• **PROBLEM STATEMENT**: Take every line from the material that has the word "title" in it.

Figure record listings:
━━━
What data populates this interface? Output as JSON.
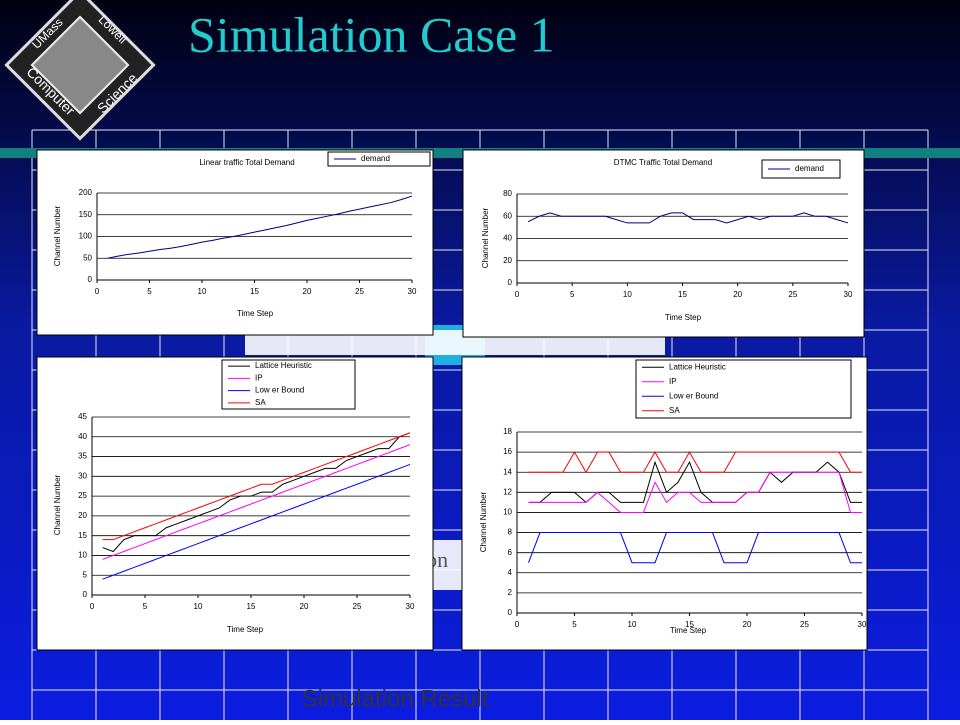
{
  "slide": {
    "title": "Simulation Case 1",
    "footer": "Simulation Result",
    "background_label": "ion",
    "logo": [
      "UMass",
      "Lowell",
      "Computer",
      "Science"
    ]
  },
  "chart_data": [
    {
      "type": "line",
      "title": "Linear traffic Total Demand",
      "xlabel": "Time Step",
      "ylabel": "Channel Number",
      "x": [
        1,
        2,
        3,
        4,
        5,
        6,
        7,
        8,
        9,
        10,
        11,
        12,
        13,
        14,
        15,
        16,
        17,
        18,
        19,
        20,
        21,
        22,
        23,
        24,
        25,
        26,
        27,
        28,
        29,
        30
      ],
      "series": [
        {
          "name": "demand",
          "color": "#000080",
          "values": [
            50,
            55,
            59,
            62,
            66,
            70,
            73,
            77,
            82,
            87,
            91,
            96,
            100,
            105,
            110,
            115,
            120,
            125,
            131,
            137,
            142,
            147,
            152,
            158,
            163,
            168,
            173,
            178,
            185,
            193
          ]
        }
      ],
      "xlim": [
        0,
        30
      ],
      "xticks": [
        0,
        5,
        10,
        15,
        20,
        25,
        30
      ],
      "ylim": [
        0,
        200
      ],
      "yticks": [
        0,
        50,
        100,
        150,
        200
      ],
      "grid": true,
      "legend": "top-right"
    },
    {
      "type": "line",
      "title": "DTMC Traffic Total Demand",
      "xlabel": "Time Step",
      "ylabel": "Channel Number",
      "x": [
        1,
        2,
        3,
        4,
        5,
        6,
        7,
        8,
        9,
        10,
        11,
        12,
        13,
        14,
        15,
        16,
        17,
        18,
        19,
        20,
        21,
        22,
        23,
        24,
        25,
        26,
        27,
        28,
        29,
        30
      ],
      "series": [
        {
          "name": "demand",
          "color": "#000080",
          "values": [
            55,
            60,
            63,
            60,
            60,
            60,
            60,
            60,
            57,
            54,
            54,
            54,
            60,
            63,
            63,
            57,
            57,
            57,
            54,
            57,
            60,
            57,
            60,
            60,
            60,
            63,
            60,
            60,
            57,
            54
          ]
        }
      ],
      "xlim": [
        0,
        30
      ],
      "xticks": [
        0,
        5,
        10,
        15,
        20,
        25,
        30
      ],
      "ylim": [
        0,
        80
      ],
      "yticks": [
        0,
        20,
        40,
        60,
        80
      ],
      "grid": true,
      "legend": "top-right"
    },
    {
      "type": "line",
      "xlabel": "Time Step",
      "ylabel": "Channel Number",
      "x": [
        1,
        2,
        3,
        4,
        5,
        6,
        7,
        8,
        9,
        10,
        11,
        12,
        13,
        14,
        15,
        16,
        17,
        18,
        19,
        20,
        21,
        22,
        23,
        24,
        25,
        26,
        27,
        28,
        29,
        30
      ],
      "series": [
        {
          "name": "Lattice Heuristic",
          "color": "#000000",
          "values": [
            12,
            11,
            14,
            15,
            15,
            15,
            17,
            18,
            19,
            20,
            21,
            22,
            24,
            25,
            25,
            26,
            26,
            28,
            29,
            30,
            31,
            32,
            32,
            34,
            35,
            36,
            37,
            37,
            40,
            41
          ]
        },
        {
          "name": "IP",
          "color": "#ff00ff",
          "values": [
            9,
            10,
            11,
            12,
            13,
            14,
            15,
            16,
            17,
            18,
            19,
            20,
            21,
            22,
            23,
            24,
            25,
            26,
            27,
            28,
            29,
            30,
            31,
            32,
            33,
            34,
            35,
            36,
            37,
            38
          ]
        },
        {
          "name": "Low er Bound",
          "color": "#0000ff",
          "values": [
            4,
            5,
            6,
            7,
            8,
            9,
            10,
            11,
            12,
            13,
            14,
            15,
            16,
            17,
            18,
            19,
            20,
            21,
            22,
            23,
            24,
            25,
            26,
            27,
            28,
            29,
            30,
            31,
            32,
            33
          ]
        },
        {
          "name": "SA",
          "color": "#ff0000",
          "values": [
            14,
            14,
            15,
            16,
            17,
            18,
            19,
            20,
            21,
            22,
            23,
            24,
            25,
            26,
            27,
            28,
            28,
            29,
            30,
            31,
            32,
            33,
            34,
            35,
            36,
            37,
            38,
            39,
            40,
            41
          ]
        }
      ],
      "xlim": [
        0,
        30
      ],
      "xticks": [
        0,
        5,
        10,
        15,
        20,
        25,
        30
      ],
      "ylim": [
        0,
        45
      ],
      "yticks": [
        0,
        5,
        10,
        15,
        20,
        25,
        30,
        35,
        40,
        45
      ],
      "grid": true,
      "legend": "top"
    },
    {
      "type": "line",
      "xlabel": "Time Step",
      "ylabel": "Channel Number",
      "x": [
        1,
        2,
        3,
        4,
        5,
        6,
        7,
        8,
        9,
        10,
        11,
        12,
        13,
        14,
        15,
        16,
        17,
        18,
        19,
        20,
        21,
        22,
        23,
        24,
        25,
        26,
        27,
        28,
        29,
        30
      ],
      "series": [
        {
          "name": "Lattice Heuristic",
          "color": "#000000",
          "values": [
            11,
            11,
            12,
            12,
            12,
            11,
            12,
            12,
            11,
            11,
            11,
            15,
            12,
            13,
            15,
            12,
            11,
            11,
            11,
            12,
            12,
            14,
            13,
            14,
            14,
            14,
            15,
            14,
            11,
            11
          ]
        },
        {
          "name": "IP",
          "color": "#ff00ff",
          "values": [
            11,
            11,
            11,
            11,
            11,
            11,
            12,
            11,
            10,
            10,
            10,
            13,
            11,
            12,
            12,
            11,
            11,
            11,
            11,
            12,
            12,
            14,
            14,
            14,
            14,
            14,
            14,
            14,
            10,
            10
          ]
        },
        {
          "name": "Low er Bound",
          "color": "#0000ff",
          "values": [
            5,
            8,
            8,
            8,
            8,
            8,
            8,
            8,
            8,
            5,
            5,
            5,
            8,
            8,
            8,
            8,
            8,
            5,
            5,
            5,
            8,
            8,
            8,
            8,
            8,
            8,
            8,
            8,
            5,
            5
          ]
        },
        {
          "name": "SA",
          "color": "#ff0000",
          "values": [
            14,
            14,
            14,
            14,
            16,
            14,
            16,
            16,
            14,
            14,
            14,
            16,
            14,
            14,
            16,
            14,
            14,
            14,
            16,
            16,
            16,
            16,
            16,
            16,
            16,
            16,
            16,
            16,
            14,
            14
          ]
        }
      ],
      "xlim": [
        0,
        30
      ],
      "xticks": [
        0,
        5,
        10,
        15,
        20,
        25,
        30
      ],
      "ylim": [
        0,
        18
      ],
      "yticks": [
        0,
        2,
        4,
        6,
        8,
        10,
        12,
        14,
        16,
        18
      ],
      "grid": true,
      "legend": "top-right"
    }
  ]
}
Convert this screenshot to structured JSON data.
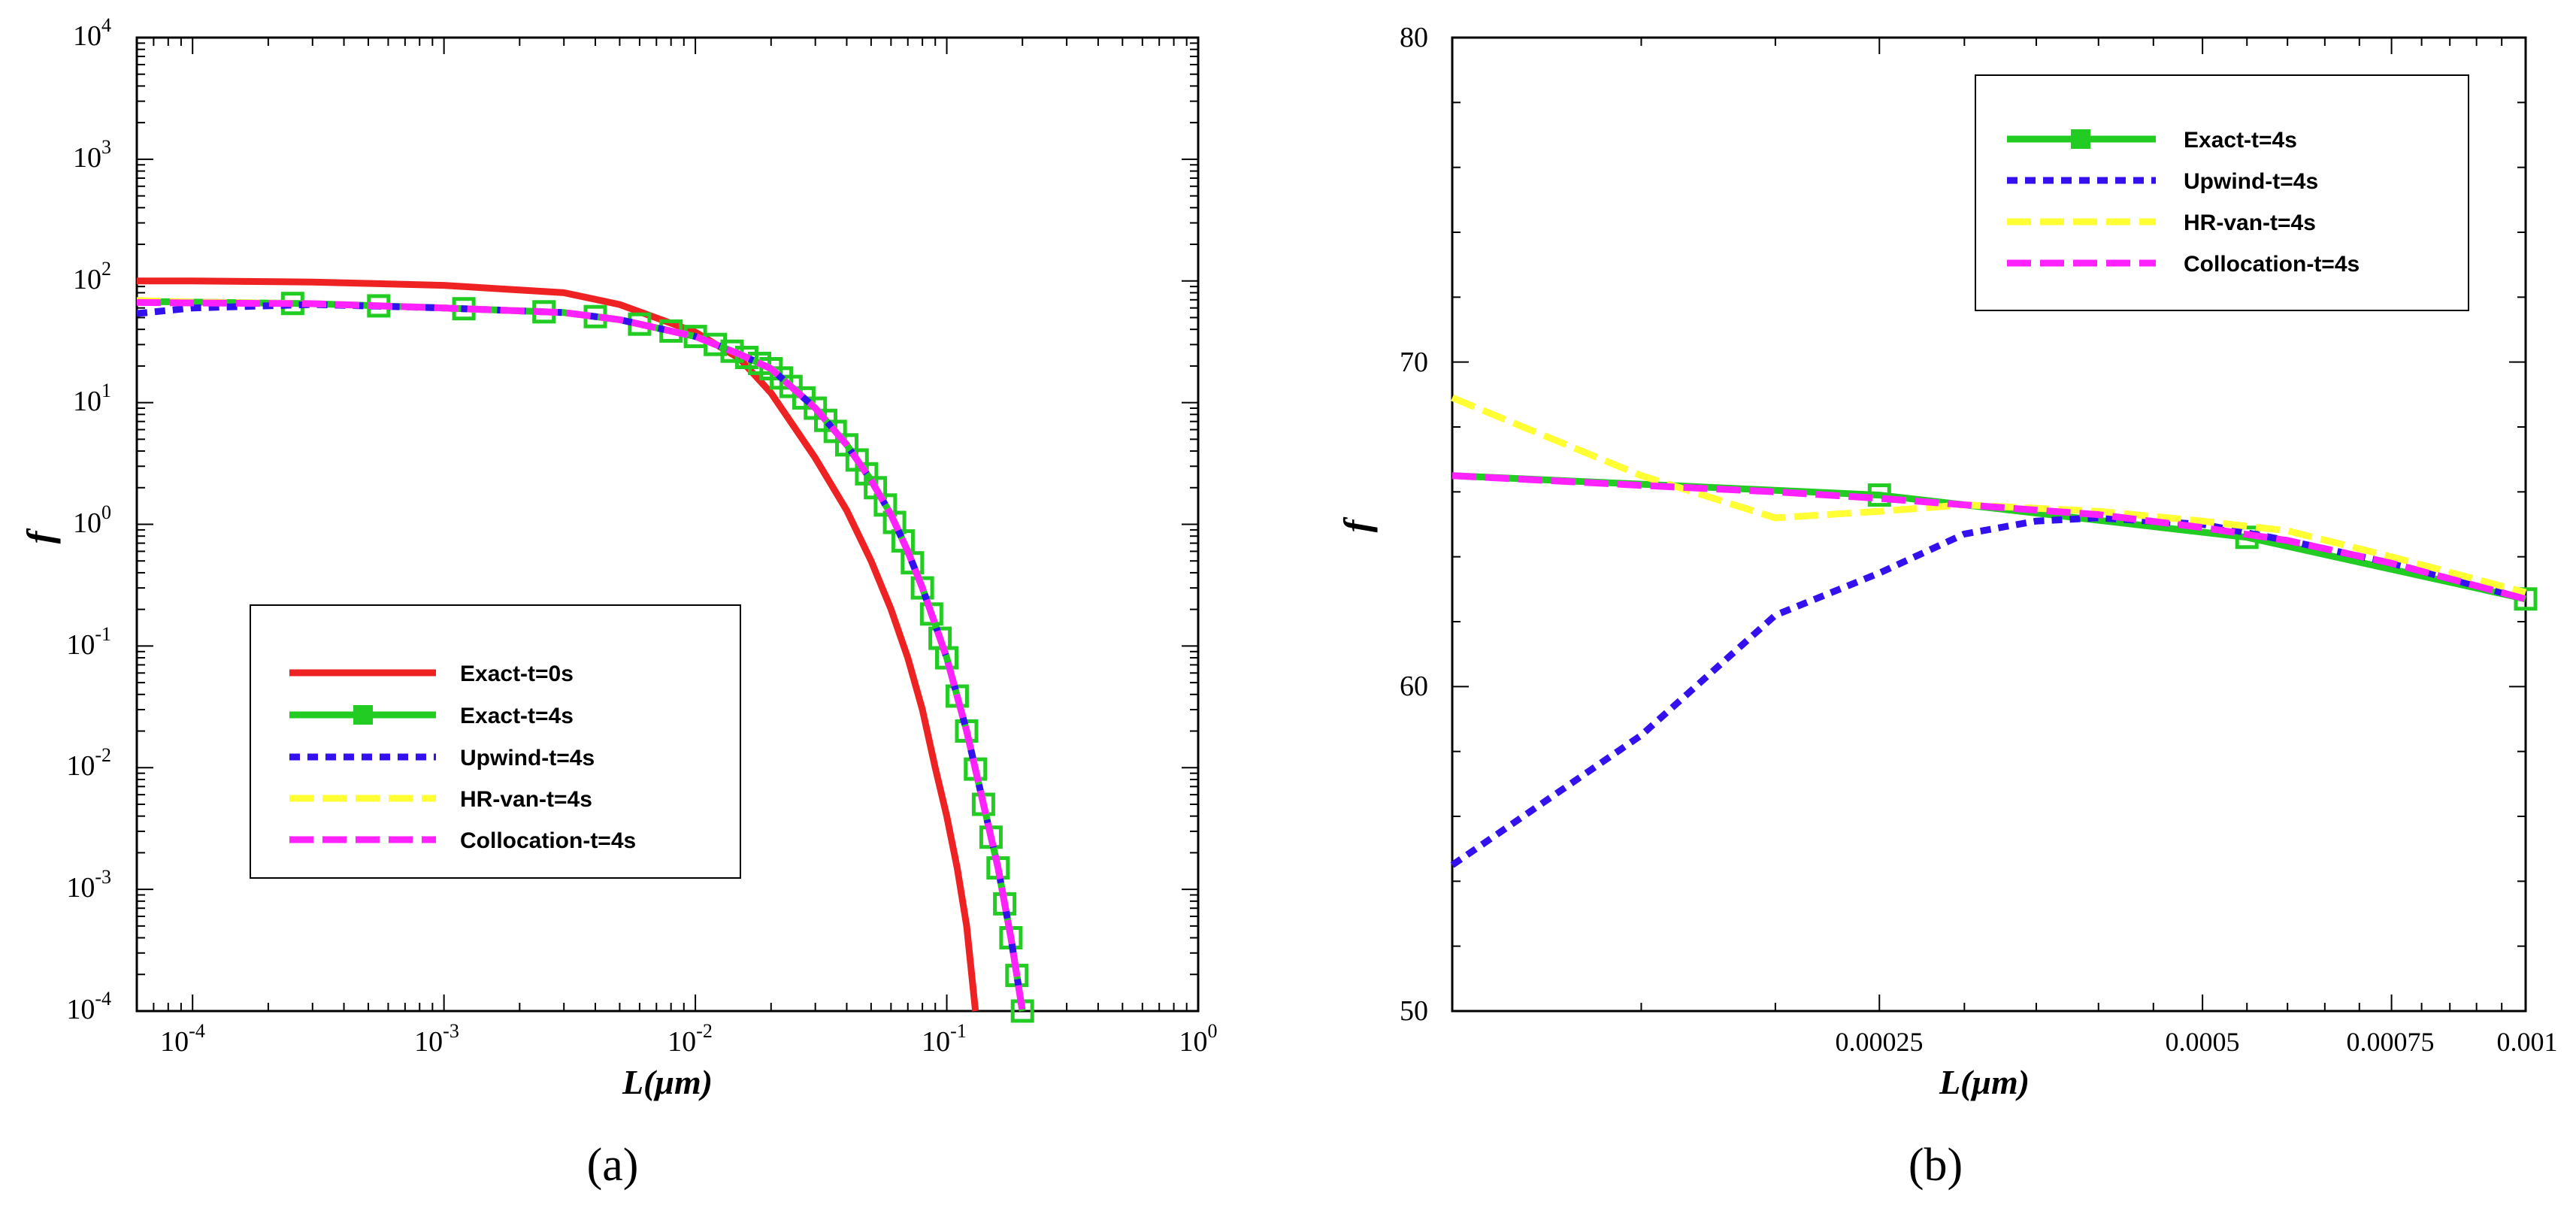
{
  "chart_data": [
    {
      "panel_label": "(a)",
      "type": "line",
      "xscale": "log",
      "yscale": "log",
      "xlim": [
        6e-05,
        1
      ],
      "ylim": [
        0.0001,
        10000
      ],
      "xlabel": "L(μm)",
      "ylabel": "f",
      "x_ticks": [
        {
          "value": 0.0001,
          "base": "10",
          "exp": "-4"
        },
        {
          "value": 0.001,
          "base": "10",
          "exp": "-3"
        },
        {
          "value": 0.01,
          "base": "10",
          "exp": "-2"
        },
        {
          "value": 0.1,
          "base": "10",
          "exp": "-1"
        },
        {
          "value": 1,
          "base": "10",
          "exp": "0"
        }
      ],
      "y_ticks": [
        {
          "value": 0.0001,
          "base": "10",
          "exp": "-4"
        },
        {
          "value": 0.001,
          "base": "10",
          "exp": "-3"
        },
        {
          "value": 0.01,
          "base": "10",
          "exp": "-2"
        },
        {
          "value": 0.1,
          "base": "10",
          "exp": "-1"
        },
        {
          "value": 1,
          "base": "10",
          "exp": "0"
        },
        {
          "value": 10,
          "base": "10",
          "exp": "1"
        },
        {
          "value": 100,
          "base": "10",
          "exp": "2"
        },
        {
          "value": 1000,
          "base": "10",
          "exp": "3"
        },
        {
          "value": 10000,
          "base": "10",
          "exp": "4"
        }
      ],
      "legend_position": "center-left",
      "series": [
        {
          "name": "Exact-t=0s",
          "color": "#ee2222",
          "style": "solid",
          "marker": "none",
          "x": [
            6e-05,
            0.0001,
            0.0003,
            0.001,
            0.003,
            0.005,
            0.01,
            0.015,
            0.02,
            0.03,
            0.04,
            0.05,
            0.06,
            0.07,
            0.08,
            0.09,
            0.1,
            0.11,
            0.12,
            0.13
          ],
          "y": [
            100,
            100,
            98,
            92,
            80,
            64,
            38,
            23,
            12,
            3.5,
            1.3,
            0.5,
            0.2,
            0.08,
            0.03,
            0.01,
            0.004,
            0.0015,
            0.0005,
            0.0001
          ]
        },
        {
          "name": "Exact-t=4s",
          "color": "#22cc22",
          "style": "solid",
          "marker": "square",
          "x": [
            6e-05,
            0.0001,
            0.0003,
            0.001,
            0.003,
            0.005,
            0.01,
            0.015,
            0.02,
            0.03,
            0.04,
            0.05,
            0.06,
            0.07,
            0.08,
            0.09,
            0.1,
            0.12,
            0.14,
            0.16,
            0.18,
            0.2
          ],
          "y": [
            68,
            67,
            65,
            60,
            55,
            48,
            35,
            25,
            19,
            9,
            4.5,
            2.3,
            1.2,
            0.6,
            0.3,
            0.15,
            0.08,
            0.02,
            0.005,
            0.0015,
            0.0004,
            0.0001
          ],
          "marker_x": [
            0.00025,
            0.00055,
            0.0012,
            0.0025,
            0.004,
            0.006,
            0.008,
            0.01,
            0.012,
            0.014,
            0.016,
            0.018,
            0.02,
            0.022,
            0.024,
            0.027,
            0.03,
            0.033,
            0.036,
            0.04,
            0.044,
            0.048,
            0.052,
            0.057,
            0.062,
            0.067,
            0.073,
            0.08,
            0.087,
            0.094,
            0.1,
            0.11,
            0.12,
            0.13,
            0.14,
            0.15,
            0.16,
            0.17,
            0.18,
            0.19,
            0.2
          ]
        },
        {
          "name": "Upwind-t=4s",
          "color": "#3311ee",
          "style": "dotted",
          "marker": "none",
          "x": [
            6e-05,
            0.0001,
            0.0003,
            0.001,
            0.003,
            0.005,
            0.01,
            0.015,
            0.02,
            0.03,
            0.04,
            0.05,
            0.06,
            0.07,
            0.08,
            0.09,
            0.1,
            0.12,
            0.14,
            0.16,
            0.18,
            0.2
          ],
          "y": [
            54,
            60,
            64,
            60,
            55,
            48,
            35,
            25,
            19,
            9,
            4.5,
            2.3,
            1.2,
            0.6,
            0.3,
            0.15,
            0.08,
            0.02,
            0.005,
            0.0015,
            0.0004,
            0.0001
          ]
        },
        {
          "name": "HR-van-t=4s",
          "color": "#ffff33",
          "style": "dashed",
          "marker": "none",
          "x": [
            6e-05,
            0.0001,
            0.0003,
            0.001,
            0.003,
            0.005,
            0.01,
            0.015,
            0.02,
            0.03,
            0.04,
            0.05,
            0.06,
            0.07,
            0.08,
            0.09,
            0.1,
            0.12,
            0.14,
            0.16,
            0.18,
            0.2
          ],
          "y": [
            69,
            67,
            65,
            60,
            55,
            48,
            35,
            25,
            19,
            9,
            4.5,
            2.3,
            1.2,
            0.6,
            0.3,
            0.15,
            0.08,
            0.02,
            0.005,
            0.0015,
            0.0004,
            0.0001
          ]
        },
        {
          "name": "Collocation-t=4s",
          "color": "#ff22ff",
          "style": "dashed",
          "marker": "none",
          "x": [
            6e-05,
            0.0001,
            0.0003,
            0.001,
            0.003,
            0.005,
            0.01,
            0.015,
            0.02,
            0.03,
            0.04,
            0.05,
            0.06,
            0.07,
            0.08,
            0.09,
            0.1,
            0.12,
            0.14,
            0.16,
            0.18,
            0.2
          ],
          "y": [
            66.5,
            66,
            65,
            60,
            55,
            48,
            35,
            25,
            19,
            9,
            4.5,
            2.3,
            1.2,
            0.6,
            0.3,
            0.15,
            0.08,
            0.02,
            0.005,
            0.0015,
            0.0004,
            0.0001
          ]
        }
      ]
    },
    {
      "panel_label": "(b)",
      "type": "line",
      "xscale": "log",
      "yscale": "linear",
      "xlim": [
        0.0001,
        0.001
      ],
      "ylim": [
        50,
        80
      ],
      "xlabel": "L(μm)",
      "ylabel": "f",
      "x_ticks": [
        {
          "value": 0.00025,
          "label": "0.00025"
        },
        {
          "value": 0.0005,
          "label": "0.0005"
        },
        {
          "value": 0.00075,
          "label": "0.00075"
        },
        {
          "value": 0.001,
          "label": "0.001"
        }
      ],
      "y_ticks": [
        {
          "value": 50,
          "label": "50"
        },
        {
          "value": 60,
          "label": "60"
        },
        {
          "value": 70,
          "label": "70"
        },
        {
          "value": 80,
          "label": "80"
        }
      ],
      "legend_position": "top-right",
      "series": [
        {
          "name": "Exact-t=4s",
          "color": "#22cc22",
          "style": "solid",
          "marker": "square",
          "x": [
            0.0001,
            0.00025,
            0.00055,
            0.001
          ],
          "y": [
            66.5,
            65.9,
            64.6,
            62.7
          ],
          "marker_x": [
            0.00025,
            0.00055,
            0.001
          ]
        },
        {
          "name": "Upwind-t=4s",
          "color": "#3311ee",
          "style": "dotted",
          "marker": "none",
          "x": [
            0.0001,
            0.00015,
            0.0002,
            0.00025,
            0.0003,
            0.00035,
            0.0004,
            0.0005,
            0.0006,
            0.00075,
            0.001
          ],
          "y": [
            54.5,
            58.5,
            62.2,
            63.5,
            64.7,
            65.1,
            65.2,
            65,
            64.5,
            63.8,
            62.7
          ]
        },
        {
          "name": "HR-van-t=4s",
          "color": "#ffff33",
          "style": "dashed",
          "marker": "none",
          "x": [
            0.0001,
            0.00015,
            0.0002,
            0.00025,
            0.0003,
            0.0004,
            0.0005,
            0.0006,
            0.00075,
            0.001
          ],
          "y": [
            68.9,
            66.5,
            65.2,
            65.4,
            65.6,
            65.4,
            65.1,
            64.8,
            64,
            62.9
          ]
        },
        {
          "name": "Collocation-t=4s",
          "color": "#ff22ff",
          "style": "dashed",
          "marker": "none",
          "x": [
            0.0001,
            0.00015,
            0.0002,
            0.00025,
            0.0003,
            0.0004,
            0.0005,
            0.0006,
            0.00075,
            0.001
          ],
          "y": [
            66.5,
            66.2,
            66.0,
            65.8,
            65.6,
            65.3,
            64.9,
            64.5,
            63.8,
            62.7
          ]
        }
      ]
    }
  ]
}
━━━
• **RESULT FOR THIS EXERCISE**:
    "title": "Simulation Case 1",
      "title": "Linear traffic Total Demand",
      "title": "DTMC Traffic Total Demand",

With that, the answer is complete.